* [Task to carry out]: Could you transcribe the material below exactly, without leaving out a single line?

* [Recorded information]:
::::::::
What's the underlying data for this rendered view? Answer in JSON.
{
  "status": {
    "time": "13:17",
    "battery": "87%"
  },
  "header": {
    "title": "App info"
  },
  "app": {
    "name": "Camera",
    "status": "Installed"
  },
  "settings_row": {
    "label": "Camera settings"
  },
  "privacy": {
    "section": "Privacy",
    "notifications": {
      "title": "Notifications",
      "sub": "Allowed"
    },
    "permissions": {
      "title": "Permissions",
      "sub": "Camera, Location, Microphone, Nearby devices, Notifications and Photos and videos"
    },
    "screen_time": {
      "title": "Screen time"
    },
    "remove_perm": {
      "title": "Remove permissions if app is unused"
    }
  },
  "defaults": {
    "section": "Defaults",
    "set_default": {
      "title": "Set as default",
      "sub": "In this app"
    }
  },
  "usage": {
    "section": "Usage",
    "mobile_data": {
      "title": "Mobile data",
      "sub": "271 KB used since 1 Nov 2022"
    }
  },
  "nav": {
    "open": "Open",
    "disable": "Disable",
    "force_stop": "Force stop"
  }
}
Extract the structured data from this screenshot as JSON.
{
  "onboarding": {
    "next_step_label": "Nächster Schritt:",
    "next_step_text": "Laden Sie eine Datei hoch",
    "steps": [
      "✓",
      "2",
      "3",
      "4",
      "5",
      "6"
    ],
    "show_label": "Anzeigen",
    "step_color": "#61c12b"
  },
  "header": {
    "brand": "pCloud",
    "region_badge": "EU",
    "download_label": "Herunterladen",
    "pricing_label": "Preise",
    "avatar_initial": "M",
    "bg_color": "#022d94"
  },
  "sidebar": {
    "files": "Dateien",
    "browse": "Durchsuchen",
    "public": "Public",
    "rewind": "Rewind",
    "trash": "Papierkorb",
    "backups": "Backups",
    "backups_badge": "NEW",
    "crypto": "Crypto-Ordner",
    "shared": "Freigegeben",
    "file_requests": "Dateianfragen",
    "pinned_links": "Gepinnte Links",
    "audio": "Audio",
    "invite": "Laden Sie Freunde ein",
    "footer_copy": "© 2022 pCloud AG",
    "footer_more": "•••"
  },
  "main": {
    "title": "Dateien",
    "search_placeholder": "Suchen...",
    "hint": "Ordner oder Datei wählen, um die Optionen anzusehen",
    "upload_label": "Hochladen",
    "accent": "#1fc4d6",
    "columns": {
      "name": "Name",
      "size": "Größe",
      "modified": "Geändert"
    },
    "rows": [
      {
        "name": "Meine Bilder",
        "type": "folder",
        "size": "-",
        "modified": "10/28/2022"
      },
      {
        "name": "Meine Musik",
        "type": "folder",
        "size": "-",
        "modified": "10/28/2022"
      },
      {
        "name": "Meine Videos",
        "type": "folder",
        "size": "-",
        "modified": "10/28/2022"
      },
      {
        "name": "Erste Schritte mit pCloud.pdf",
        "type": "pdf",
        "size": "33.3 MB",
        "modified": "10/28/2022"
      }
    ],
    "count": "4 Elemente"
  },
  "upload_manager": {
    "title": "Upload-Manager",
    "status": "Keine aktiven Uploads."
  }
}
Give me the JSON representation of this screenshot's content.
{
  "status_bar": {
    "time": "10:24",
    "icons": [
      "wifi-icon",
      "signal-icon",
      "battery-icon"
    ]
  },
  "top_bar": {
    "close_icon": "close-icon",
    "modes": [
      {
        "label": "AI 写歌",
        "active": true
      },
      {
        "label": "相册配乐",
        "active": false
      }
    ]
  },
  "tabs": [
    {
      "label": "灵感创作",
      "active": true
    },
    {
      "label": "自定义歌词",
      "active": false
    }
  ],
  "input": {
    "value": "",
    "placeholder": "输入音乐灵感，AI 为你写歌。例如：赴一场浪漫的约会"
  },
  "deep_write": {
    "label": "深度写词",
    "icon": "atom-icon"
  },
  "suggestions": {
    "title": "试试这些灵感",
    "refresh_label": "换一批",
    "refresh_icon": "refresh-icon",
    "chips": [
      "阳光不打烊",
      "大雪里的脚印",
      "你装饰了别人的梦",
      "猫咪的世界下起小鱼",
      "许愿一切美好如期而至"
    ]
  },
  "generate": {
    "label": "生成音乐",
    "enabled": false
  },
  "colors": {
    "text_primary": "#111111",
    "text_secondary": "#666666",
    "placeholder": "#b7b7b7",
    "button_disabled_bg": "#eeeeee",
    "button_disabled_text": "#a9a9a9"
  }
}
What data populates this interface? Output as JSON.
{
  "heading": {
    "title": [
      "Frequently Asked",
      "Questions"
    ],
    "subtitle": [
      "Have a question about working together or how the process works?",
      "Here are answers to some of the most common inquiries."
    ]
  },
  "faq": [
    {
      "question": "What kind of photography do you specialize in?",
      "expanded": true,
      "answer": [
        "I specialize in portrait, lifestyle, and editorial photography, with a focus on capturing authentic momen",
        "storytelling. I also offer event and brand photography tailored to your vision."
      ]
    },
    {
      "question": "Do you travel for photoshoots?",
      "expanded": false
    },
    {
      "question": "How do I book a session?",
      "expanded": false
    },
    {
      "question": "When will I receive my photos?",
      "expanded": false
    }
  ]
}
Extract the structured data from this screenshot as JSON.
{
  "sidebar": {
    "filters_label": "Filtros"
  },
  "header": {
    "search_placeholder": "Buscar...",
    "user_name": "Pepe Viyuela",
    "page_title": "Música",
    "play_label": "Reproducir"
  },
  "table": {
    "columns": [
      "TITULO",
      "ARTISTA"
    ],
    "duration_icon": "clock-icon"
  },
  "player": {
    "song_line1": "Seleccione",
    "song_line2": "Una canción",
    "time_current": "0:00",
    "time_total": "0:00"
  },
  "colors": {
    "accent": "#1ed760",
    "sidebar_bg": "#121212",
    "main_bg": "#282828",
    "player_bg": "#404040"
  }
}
::::::::
* [Answer for this exercise]:
What's the underlying data for this rendered view? Answer in JSON.
{
  "status": {
    "time": "13:17",
    "battery": "87%"
  },
  "header": {
    "title": "App info"
  },
  "app": {
    "name": "Camera",
    "status": "Installed"
  },
  "settings_row": {
    "label": "Camera settings"
  },
  "privacy": {
    "section": "Privacy",
    "notifications": {
      "title": "Notifications",
      "sub": "Allowed"
    },
    "permissions": {
      "title": "Permissions",
      "sub": "Camera, Location, Microphone, Nearby devices, Notifications and Photos and videos"
    },
    "screen_time": {
      "title": "Screen time"
    },
    "remove_perm": {
      "title": "Remove permissions if app is unused"
    }
  },
  "defaults": {
    "section": "Defaults",
    "set_default": {
      "title": "Set as default",
      "sub": "In this app"
    }
  },
  "usage": {
    "section": "Usage",
    "mobile_data": {
      "title": "Mobile data",
      "sub": "271 KB used since 1 Nov 2022"
    }
  },
  "nav": {
    "open": "Open",
    "disable": "Disable",
    "force_stop": "Force stop"
  }
}
Extract the structured data from this screenshot as JSON.
{
  "onboarding": {
    "next_step_label": "Nächster Schritt:",
    "next_step_text": "Laden Sie eine Datei hoch",
    "steps": [
      "✓",
      "2",
      "3",
      "4",
      "5",
      "6"
    ],
    "show_label": "Anzeigen",
    "step_color": "#61c12b"
  },
  "header": {
    "brand": "pCloud",
    "region_badge": "EU",
    "download_label": "Herunterladen",
    "pricing_label": "Preise",
    "avatar_initial": "M",
    "bg_color": "#022d94"
  },
  "sidebar": {
    "files": "Dateien",
    "browse": "Durchsuchen",
    "public": "Public",
    "rewind": "Rewind",
    "trash": "Papierkorb",
    "backups": "Backups",
    "backups_badge": "NEW",
    "crypto": "Crypto-Ordner",
    "shared": "Freigegeben",
    "file_requests": "Dateianfragen",
    "pinned_links": "Gepinnte Links",
    "audio": "Audio",
    "invite": "Laden Sie Freunde ein",
    "footer_copy": "© 2022 pCloud AG",
    "footer_more": "•••"
  },
  "main": {
    "title": "Dateien",
    "search_placeholder": "Suchen...",
    "hint": "Ordner oder Datei wählen, um die Optionen anzusehen",
    "upload_label": "Hochladen",
    "accent": "#1fc4d6",
    "columns": {
      "name": "Name",
      "size": "Größe",
      "modified": "Geändert"
    },
    "rows": [
      {
        "name": "Meine Bilder",
        "type": "folder",
        "size": "-",
        "modified": "10/28/2022"
      },
      {
        "name": "Meine Musik",
        "type": "folder",
        "size": "-",
        "modified": "10/28/2022"
      },
      {
        "name": "Meine Videos",
        "type": "folder",
        "size": "-",
        "modified": "10/28/2022"
      },
      {
        "name": "Erste Schritte mit pCloud.pdf",
        "type": "pdf",
        "size": "33.3 MB",
        "modified": "10/28/2022"
      }
    ],
    "count": "4 Elemente"
  },
  "upload_manager": {
    "title": "Upload-Manager",
    "status": "Keine aktiven Uploads."
  }
}
Give me the JSON representation of this screenshot's content.
{
  "status_bar": {
    "time": "10:24",
    "icons": [
      "wifi-icon",
      "signal-icon",
      "battery-icon"
    ]
  },
  "top_bar": {
    "close_icon": "close-icon",
    "modes": [
      {
        "label": "AI 写歌",
        "active": true
      },
      {
        "label": "相册配乐",
        "active": false
      }
    ]
  },
  "tabs": [
    {
      "label": "灵感创作",
      "active": true
    },
    {
      "label": "自定义歌词",
      "active": false
    }
  ],
  "input": {
    "value": "",
    "placeholder": "输入音乐灵感，AI 为你写歌。例如：赴一场浪漫的约会"
  },
  "deep_write": {
    "label": "深度写词",
    "icon": "atom-icon"
  },
  "suggestions": {
    "title": "试试这些灵感",
    "refresh_label": "换一批",
    "refresh_icon": "refresh-icon",
    "chips": [
      "阳光不打烊",
      "大雪里的脚印",
      "你装饰了别人的梦",
      "猫咪的世界下起小鱼",
      "许愿一切美好如期而至"
    ]
  },
  "generate": {
    "label": "生成音乐",
    "enabled": false
  },
  "colors": {
    "text_primary": "#111111",
    "text_secondary": "#666666",
    "placeholder": "#b7b7b7",
    "button_disabled_bg": "#eeeeee",
    "button_disabled_text": "#a9a9a9"
  }
}
What data populates this interface? Output as JSON.
{
  "heading": {
    "title": [
      "Frequently Asked",
      "Questions"
    ],
    "subtitle": [
      "Have a question about working together or how the process works?",
      "Here are answers to some of the most common inquiries."
    ]
  },
  "faq": [
    {
      "question": "What kind of photography do you specialize in?",
      "expanded": true,
      "answer": [
        "I specialize in portrait, lifestyle, and editorial photography, with a focus on capturing authentic momen",
        "storytelling. I also offer event and brand photography tailored to your vision."
      ]
    },
    {
      "question": "Do you travel for photoshoots?",
      "expanded": false
    },
    {
      "question": "How do I book a session?",
      "expanded": false
    },
    {
      "question": "When will I receive my photos?",
      "expanded": false
    }
  ]
}
Extract the structured data from this screenshot as JSON.
{
  "sidebar": {
    "filters_label": "Filtros"
  },
  "header": {
    "search_placeholder": "Buscar...",
    "user_name": "Pepe Viyuela",
    "page_title": "Música",
    "play_label": "Reproducir"
  },
  "table": {
    "columns": [
      "TITULO",
      "ARTISTA"
    ],
    "duration_icon": "clock-icon"
  },
  "player": {
    "song_line1": "Seleccione",
    "song_line2": "Una canción",
    "time_current": "0:00",
    "time_total": "0:00"
  },
  "colors": {
    "accent": "#1ed760",
    "sidebar_bg": "#121212",
    "main_bg": "#282828",
    "player_bg": "#404040"
  }
}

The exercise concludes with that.